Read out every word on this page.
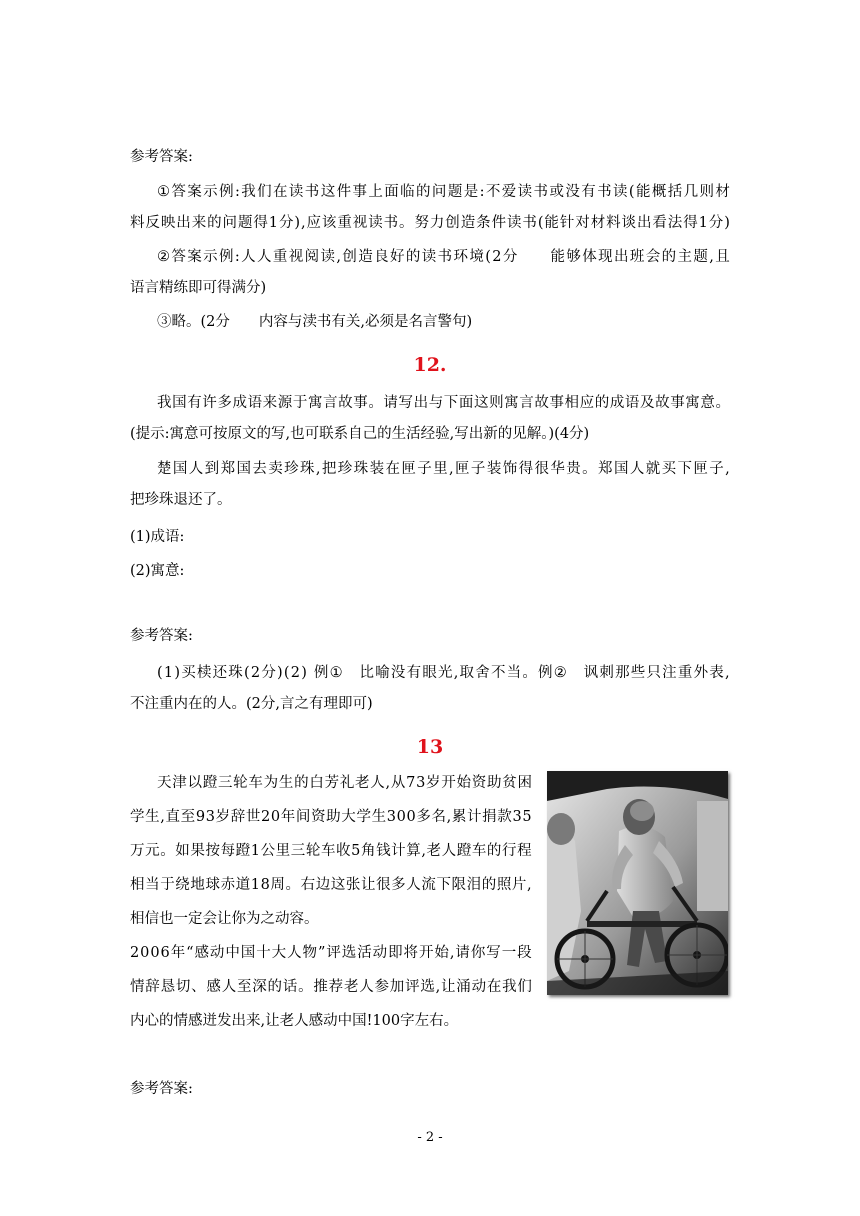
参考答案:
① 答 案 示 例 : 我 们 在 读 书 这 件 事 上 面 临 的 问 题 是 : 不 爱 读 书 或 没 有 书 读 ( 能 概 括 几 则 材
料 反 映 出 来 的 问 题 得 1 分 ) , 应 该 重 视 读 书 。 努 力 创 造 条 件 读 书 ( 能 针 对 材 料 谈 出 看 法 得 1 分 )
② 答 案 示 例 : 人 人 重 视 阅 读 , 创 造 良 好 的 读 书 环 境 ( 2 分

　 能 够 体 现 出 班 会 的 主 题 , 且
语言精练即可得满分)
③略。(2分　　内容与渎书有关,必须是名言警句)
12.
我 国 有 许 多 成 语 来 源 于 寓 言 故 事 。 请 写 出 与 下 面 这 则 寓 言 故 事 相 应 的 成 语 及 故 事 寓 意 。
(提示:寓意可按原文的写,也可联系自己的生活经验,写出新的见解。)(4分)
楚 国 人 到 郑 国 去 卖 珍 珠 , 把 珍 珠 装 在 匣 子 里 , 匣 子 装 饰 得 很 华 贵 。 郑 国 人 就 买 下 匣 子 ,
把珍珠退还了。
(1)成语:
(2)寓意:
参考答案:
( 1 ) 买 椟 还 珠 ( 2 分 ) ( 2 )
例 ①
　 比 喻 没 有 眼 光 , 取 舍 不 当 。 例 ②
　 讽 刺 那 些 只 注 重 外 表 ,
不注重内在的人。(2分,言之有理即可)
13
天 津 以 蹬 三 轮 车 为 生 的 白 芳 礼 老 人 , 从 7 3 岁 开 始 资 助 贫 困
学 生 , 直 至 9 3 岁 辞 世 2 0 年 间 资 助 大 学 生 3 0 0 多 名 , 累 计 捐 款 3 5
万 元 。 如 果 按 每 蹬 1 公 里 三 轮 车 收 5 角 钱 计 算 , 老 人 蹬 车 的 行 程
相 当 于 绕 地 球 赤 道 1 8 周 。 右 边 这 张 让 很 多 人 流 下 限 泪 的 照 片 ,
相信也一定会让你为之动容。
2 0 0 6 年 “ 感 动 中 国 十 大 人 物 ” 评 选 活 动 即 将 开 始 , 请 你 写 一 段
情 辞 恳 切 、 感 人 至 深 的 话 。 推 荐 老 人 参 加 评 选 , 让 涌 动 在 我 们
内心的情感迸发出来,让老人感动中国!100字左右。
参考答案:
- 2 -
----
What you are asked to do - Quote everything in the listing above exactly; pictures are the only thing to omit.

Solution below -
Read out every word on this page.
参考答案:
① 答 案 示 例 : 我 们 在 读 书 这 件 事 上 面 临 的 问 题 是 : 不 爱 读 书 或 没 有 书 读 ( 能 概 括 几 则 材
料 反 映 出 来 的 问 题 得 1 分 ) , 应 该 重 视 读 书 。 努 力 创 造 条 件 读 书 ( 能 针 对 材 料 谈 出 看 法 得 1 分 )
② 答 案 示 例 : 人 人 重 视 阅 读 , 创 造 良 好 的 读 书 环 境 ( 2 分

　 能 够 体 现 出 班 会 的 主 题 , 且
语言精练即可得满分)
③略。(2分　　内容与渎书有关,必须是名言警句)
12.
我 国 有 许 多 成 语 来 源 于 寓 言 故 事 。 请 写 出 与 下 面 这 则 寓 言 故 事 相 应 的 成 语 及 故 事 寓 意 。
(提示:寓意可按原文的写,也可联系自己的生活经验,写出新的见解。)(4分)
楚 国 人 到 郑 国 去 卖 珍 珠 , 把 珍 珠 装 在 匣 子 里 , 匣 子 装 饰 得 很 华 贵 。 郑 国 人 就 买 下 匣 子 ,
把珍珠退还了。
(1)成语:
(2)寓意:
参考答案:
( 1 ) 买 椟 还 珠 ( 2 分 ) ( 2 )
例 ①
　 比 喻 没 有 眼 光 , 取 舍 不 当 。 例 ②
　 讽 刺 那 些 只 注 重 外 表 ,
不注重内在的人。(2分,言之有理即可)
13
天 津 以 蹬 三 轮 车 为 生 的 白 芳 礼 老 人 , 从 7 3 岁 开 始 资 助 贫 困
学 生 , 直 至 9 3 岁 辞 世 2 0 年 间 资 助 大 学 生 3 0 0 多 名 , 累 计 捐 款 3 5
万 元 。 如 果 按 每 蹬 1 公 里 三 轮 车 收 5 角 钱 计 算 , 老 人 蹬 车 的 行 程
相 当 于 绕 地 球 赤 道 1 8 周 。 右 边 这 张 让 很 多 人 流 下 限 泪 的 照 片 ,
相信也一定会让你为之动容。
2 0 0 6 年 “ 感 动 中 国 十 大 人 物 ” 评 选 活 动 即 将 开 始 , 请 你 写 一 段
情 辞 恳 切 、 感 人 至 深 的 话 。 推 荐 老 人 参 加 评 选 , 让 涌 动 在 我 们
内心的情感迸发出来,让老人感动中国!100字左右。
参考答案:
- 2 -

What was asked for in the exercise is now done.